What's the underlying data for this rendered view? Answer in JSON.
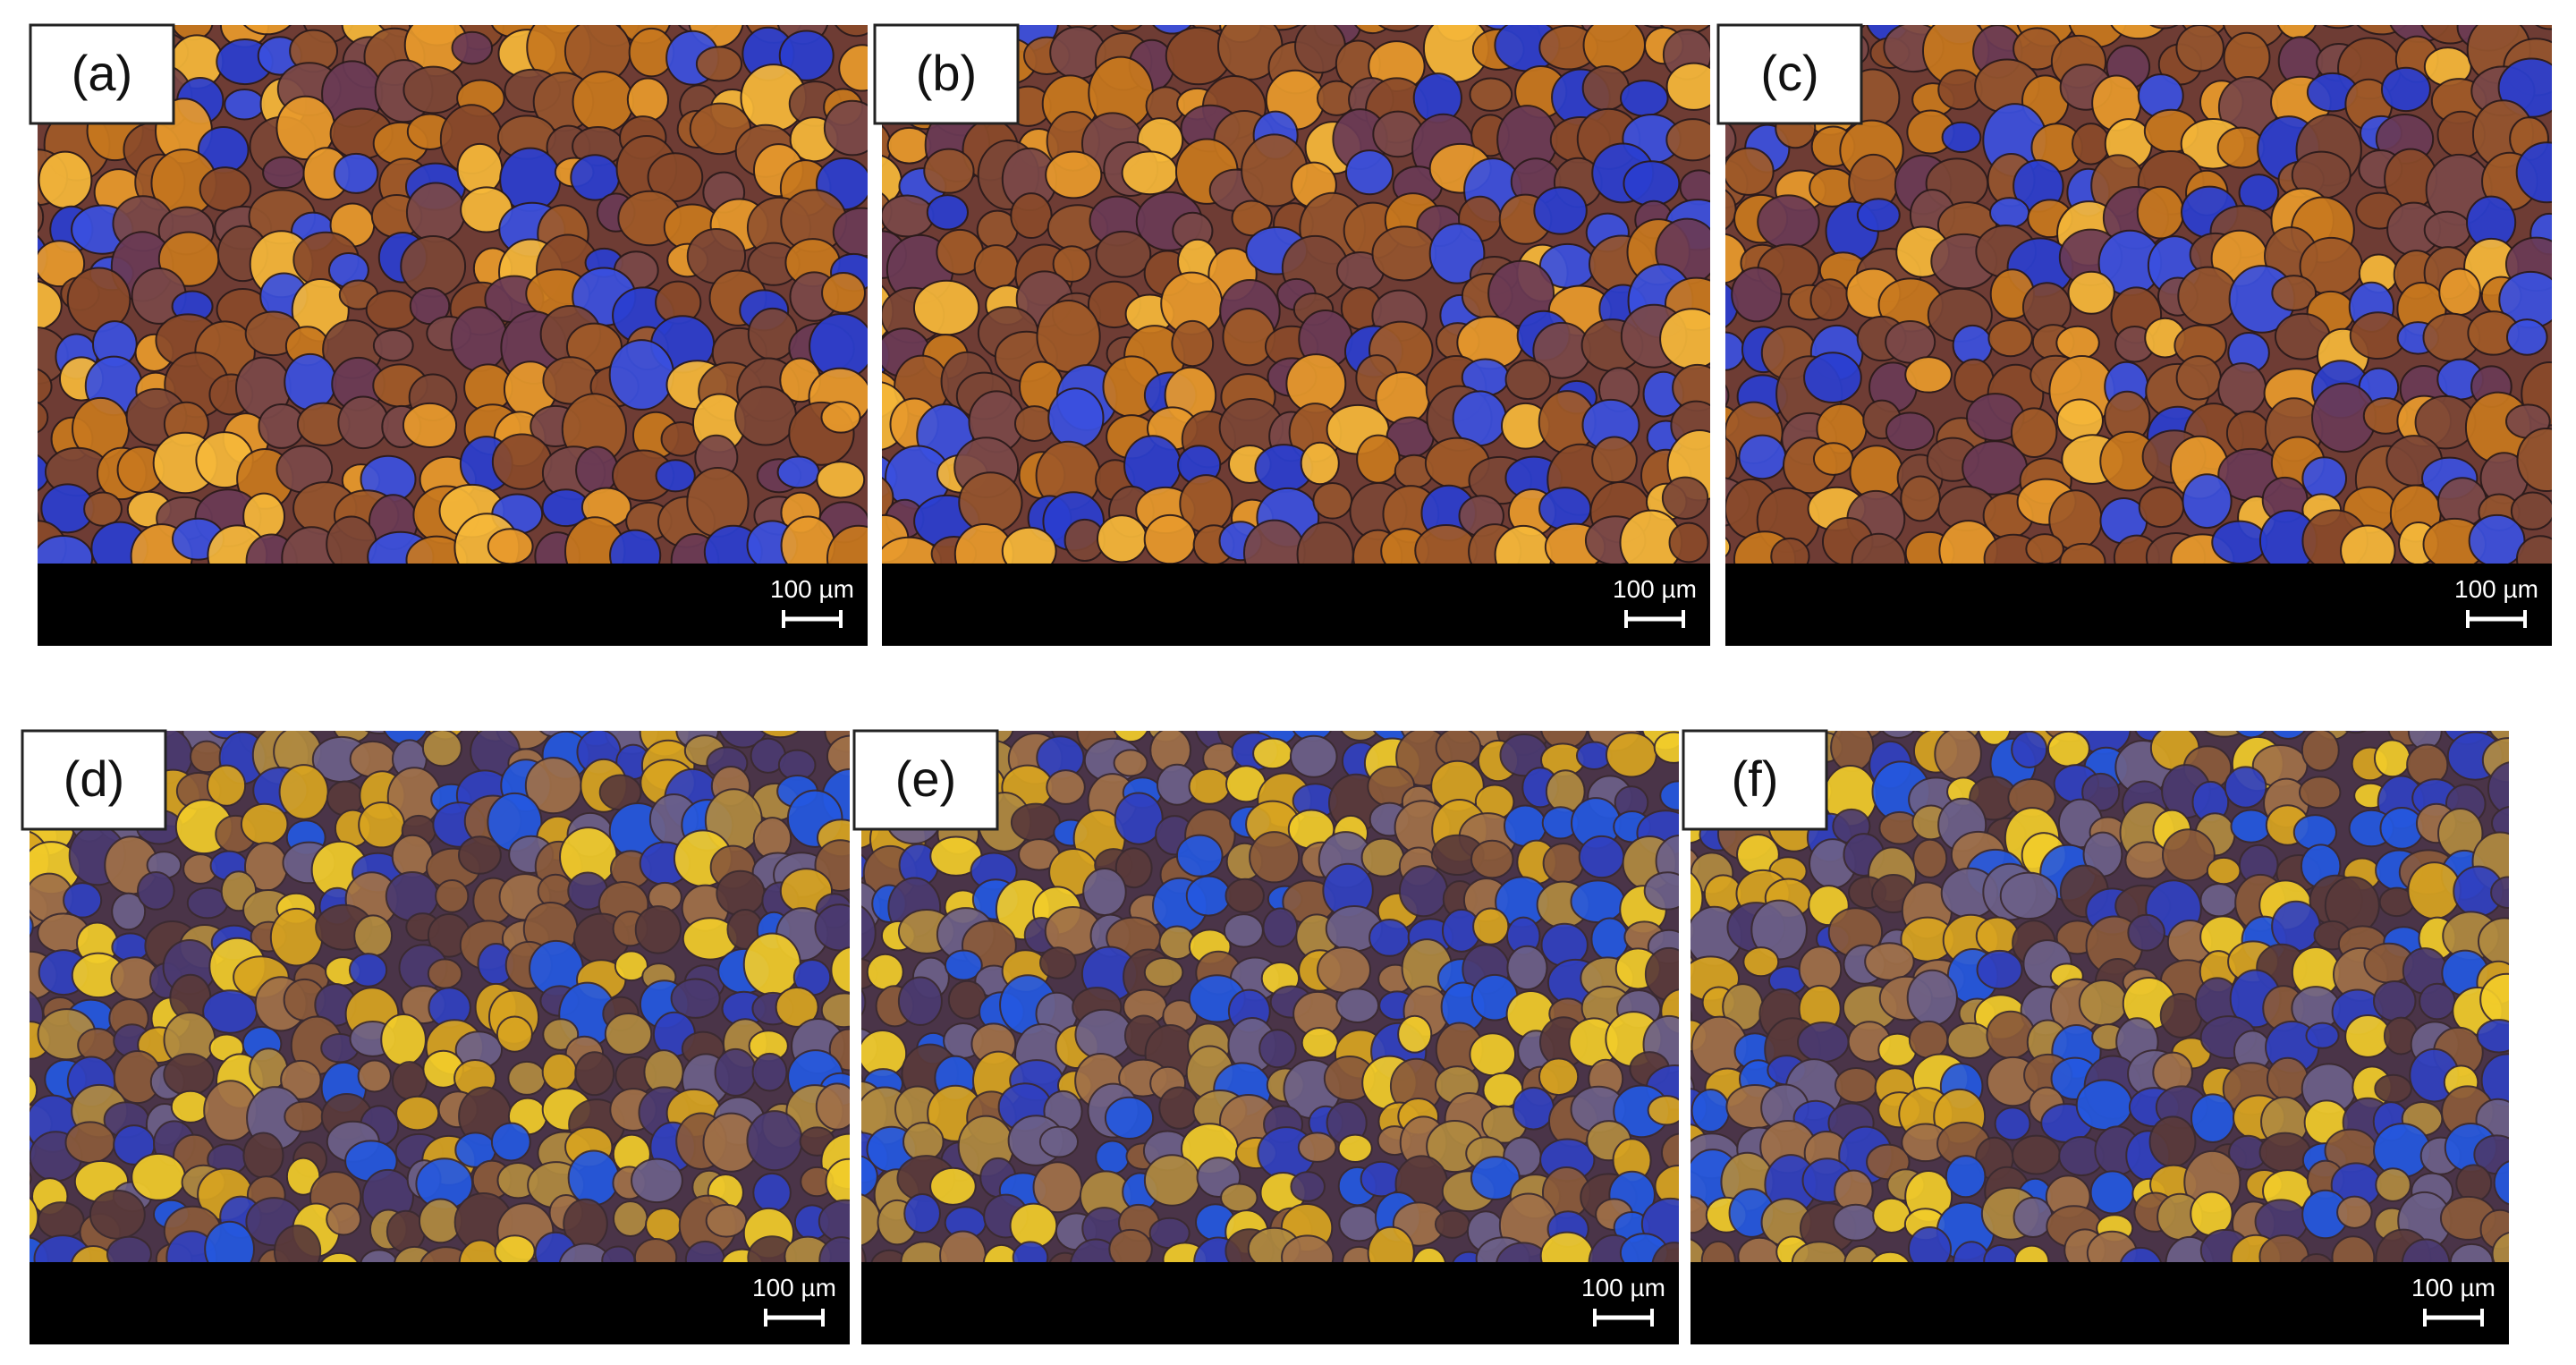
{
  "panels": [
    {
      "label": "(a)",
      "scale_bar": "100 µm"
    },
    {
      "label": "(b)",
      "scale_bar": "100 µm"
    },
    {
      "label": "(c)",
      "scale_bar": "100 µm"
    },
    {
      "label": "(d)",
      "scale_bar": "100 µm"
    },
    {
      "label": "(e)",
      "scale_bar": "100 µm"
    },
    {
      "label": "(f)",
      "scale_bar": "100 µm"
    }
  ]
}
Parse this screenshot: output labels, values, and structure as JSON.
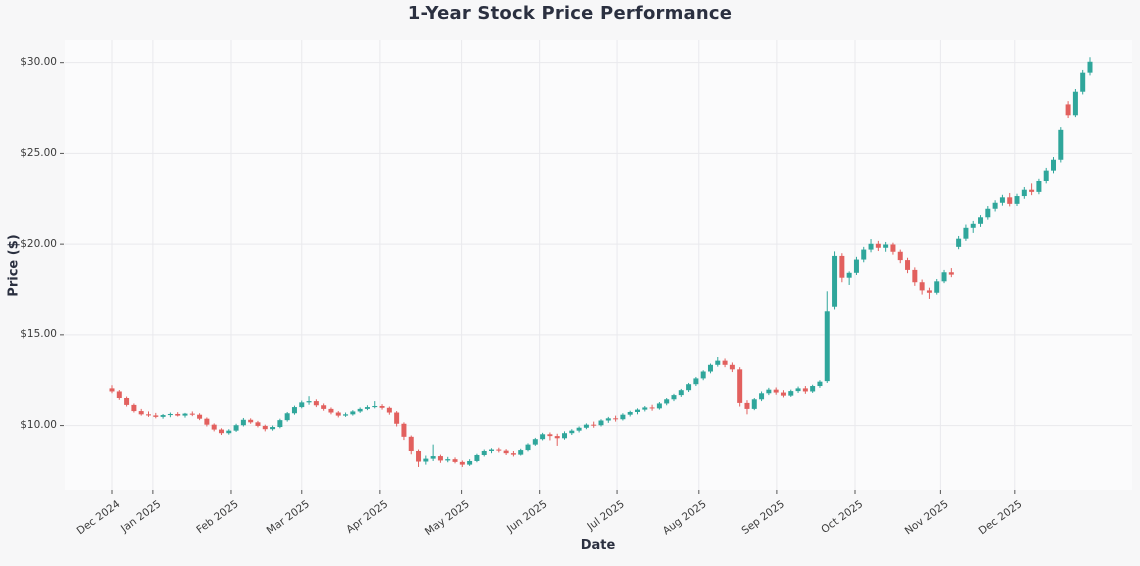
{
  "title": "1-Year Stock Price Performance",
  "colors": {
    "up": "#2fa69b",
    "down": "#e2605e",
    "figure_background": "#f7f7f8",
    "plot_background": "#fbfbfc",
    "grid": "#e9e9ed",
    "text": "#2b3040",
    "tick_text": "#3b3b3b"
  },
  "chart_data": {
    "type": "candlestick",
    "title": "1-Year Stock Price Performance",
    "xlabel": "Date",
    "ylabel": "Price ($)",
    "grid": true,
    "legend": false,
    "ylim": [
      6.45,
      31.25
    ],
    "y_ticks": [
      {
        "label": "$10.00",
        "value": 10
      },
      {
        "label": "$15.00",
        "value": 15
      },
      {
        "label": "$20.00",
        "value": 20
      },
      {
        "label": "$25.00",
        "value": 25
      },
      {
        "label": "$30.00",
        "value": 30
      }
    ],
    "x_ticks": [
      {
        "label": "Dec 2024",
        "index": 0
      },
      {
        "label": "Jan 2025",
        "index": 5.6
      },
      {
        "label": "Feb 2025",
        "index": 16.3
      },
      {
        "label": "Mar 2025",
        "index": 26.0
      },
      {
        "label": "Apr 2025",
        "index": 36.7
      },
      {
        "label": "May 2025",
        "index": 47.9
      },
      {
        "label": "Jun 2025",
        "index": 58.6
      },
      {
        "label": "Jul 2025",
        "index": 69.2
      },
      {
        "label": "Aug 2025",
        "index": 80.4
      },
      {
        "label": "Sep 2025",
        "index": 91.1
      },
      {
        "label": "Oct 2025",
        "index": 101.8
      },
      {
        "label": "Nov 2025",
        "index": 113.5
      },
      {
        "label": "Dec 2025",
        "index": 123.7
      }
    ],
    "date_range": {
      "start": "Dec 2024",
      "end": "Dec 2025"
    },
    "ohlc_format": [
      "open",
      "high",
      "low",
      "close"
    ],
    "ohlc": [
      [
        12.05,
        12.22,
        11.78,
        11.88
      ],
      [
        11.88,
        11.96,
        11.42,
        11.52
      ],
      [
        11.52,
        11.6,
        11.05,
        11.14
      ],
      [
        11.14,
        11.22,
        10.72,
        10.8
      ],
      [
        10.8,
        10.92,
        10.55,
        10.62
      ],
      [
        10.62,
        10.78,
        10.48,
        10.56
      ],
      [
        10.56,
        10.7,
        10.4,
        10.48
      ],
      [
        10.48,
        10.64,
        10.38,
        10.58
      ],
      [
        10.58,
        10.72,
        10.46,
        10.64
      ],
      [
        10.64,
        10.74,
        10.5,
        10.55
      ],
      [
        10.55,
        10.7,
        10.44,
        10.66
      ],
      [
        10.66,
        10.78,
        10.52,
        10.6
      ],
      [
        10.6,
        10.68,
        10.3,
        10.38
      ],
      [
        10.38,
        10.45,
        9.95,
        10.05
      ],
      [
        10.05,
        10.12,
        9.68,
        9.78
      ],
      [
        9.78,
        9.85,
        9.48,
        9.58
      ],
      [
        9.58,
        9.8,
        9.5,
        9.72
      ],
      [
        9.72,
        10.1,
        9.65,
        10.02
      ],
      [
        10.02,
        10.42,
        9.95,
        10.32
      ],
      [
        10.32,
        10.4,
        10.1,
        10.18
      ],
      [
        10.18,
        10.26,
        9.9,
        9.98
      ],
      [
        9.98,
        10.05,
        9.68,
        9.8
      ],
      [
        9.8,
        10.0,
        9.72,
        9.92
      ],
      [
        9.92,
        10.38,
        9.85,
        10.3
      ],
      [
        10.3,
        10.75,
        10.22,
        10.68
      ],
      [
        10.68,
        11.1,
        10.6,
        11.02
      ],
      [
        11.02,
        11.38,
        10.95,
        11.28
      ],
      [
        11.28,
        11.62,
        11.15,
        11.35
      ],
      [
        11.35,
        11.45,
        11.02,
        11.12
      ],
      [
        11.12,
        11.22,
        10.82,
        10.92
      ],
      [
        10.92,
        11.0,
        10.62,
        10.72
      ],
      [
        10.72,
        10.8,
        10.45,
        10.55
      ],
      [
        10.55,
        10.72,
        10.48,
        10.62
      ],
      [
        10.62,
        10.85,
        10.55,
        10.78
      ],
      [
        10.78,
        11.0,
        10.7,
        10.92
      ],
      [
        10.92,
        11.12,
        10.85,
        11.02
      ],
      [
        11.02,
        11.35,
        10.95,
        11.08
      ],
      [
        11.08,
        11.18,
        10.88,
        10.98
      ],
      [
        10.98,
        11.05,
        10.6,
        10.72
      ],
      [
        10.72,
        10.8,
        9.95,
        10.1
      ],
      [
        10.1,
        10.18,
        9.2,
        9.38
      ],
      [
        9.38,
        9.45,
        8.42,
        8.6
      ],
      [
        8.6,
        8.68,
        7.72,
        8.02
      ],
      [
        8.02,
        8.35,
        7.85,
        8.18
      ],
      [
        8.18,
        8.95,
        8.05,
        8.32
      ],
      [
        8.32,
        8.4,
        7.95,
        8.08
      ],
      [
        8.08,
        8.28,
        7.98,
        8.15
      ],
      [
        8.15,
        8.25,
        7.92,
        8.0
      ],
      [
        8.0,
        8.08,
        7.72,
        7.85
      ],
      [
        7.85,
        8.15,
        7.78,
        8.05
      ],
      [
        8.05,
        8.45,
        7.98,
        8.38
      ],
      [
        8.38,
        8.68,
        8.3,
        8.6
      ],
      [
        8.6,
        8.75,
        8.48,
        8.68
      ],
      [
        8.68,
        8.78,
        8.52,
        8.62
      ],
      [
        8.62,
        8.7,
        8.38,
        8.48
      ],
      [
        8.48,
        8.6,
        8.3,
        8.4
      ],
      [
        8.4,
        8.72,
        8.35,
        8.65
      ],
      [
        8.65,
        9.02,
        8.58,
        8.95
      ],
      [
        8.95,
        9.32,
        8.88,
        9.25
      ],
      [
        9.25,
        9.6,
        9.18,
        9.52
      ],
      [
        9.52,
        9.62,
        9.18,
        9.42
      ],
      [
        9.42,
        9.55,
        8.88,
        9.3
      ],
      [
        9.3,
        9.68,
        9.22,
        9.58
      ],
      [
        9.58,
        9.8,
        9.48,
        9.72
      ],
      [
        9.72,
        9.95,
        9.62,
        9.88
      ],
      [
        9.88,
        10.12,
        9.8,
        10.05
      ],
      [
        10.05,
        10.22,
        9.88,
        10.02
      ],
      [
        10.02,
        10.35,
        9.95,
        10.28
      ],
      [
        10.28,
        10.48,
        10.15,
        10.4
      ],
      [
        10.4,
        10.55,
        10.22,
        10.35
      ],
      [
        10.35,
        10.68,
        10.28,
        10.6
      ],
      [
        10.6,
        10.82,
        10.5,
        10.75
      ],
      [
        10.75,
        10.95,
        10.62,
        10.88
      ],
      [
        10.88,
        11.08,
        10.78,
        11.0
      ],
      [
        11.0,
        11.15,
        10.82,
        10.95
      ],
      [
        10.95,
        11.3,
        10.88,
        11.22
      ],
      [
        11.22,
        11.52,
        11.12,
        11.45
      ],
      [
        11.45,
        11.75,
        11.35,
        11.68
      ],
      [
        11.68,
        12.02,
        11.58,
        11.95
      ],
      [
        11.95,
        12.35,
        11.85,
        12.28
      ],
      [
        12.28,
        12.68,
        12.18,
        12.6
      ],
      [
        12.6,
        13.05,
        12.5,
        12.98
      ],
      [
        12.98,
        13.42,
        12.88,
        13.35
      ],
      [
        13.35,
        13.78,
        13.25,
        13.58
      ],
      [
        13.58,
        13.7,
        13.22,
        13.35
      ],
      [
        13.35,
        13.48,
        12.95,
        13.1
      ],
      [
        13.1,
        13.22,
        11.05,
        11.25
      ],
      [
        11.25,
        11.4,
        10.62,
        10.92
      ],
      [
        10.92,
        11.52,
        10.85,
        11.45
      ],
      [
        11.45,
        11.88,
        11.35,
        11.78
      ],
      [
        11.78,
        12.08,
        11.68,
        11.98
      ],
      [
        11.98,
        12.1,
        11.7,
        11.82
      ],
      [
        11.82,
        11.95,
        11.55,
        11.65
      ],
      [
        11.65,
        11.98,
        11.58,
        11.9
      ],
      [
        11.9,
        12.15,
        11.8,
        12.05
      ],
      [
        12.05,
        12.18,
        11.75,
        11.88
      ],
      [
        11.88,
        12.25,
        11.8,
        12.18
      ],
      [
        12.18,
        12.5,
        12.08,
        12.42
      ],
      [
        12.45,
        17.4,
        12.35,
        16.3
      ],
      [
        16.55,
        19.6,
        16.4,
        19.35
      ],
      [
        19.35,
        19.5,
        17.9,
        18.15
      ],
      [
        18.15,
        18.5,
        17.75,
        18.42
      ],
      [
        18.42,
        19.3,
        18.3,
        19.15
      ],
      [
        19.15,
        19.85,
        19.0,
        19.7
      ],
      [
        19.7,
        20.28,
        19.55,
        20.02
      ],
      [
        20.02,
        20.18,
        19.62,
        19.8
      ],
      [
        19.8,
        20.12,
        19.58,
        19.98
      ],
      [
        19.98,
        20.08,
        19.42,
        19.58
      ],
      [
        19.58,
        19.7,
        18.95,
        19.12
      ],
      [
        19.12,
        19.25,
        18.4,
        18.58
      ],
      [
        18.58,
        18.72,
        17.7,
        17.9
      ],
      [
        17.9,
        18.05,
        17.22,
        17.45
      ],
      [
        17.45,
        17.6,
        16.98,
        17.32
      ],
      [
        17.32,
        18.08,
        17.22,
        17.95
      ],
      [
        17.95,
        18.58,
        17.85,
        18.45
      ],
      [
        18.45,
        18.68,
        18.18,
        18.32
      ],
      [
        19.85,
        20.45,
        19.72,
        20.3
      ],
      [
        20.3,
        21.08,
        20.18,
        20.9
      ],
      [
        20.9,
        21.28,
        20.62,
        21.12
      ],
      [
        21.12,
        21.6,
        20.95,
        21.48
      ],
      [
        21.48,
        22.1,
        21.35,
        21.95
      ],
      [
        21.95,
        22.42,
        21.8,
        22.28
      ],
      [
        22.28,
        22.72,
        22.12,
        22.58
      ],
      [
        22.58,
        22.82,
        22.08,
        22.22
      ],
      [
        22.22,
        22.78,
        22.1,
        22.65
      ],
      [
        22.65,
        23.15,
        22.5,
        23.0
      ],
      [
        23.0,
        23.35,
        22.7,
        22.88
      ],
      [
        22.88,
        23.6,
        22.75,
        23.48
      ],
      [
        23.48,
        24.2,
        23.35,
        24.05
      ],
      [
        24.05,
        24.8,
        23.9,
        24.65
      ],
      [
        24.65,
        26.45,
        24.5,
        26.3
      ],
      [
        27.7,
        27.88,
        26.95,
        27.1
      ],
      [
        27.1,
        28.55,
        27.0,
        28.4
      ],
      [
        28.4,
        29.6,
        28.25,
        29.45
      ],
      [
        29.45,
        30.3,
        29.3,
        30.05
      ]
    ]
  }
}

# TASK INSTRUCTIONS
Show the lines that mention the word "Year".

# FINAL ANSWER
  "title": "1-Year Stock Price Performance",
    "title": "1-Year Stock Price Performance",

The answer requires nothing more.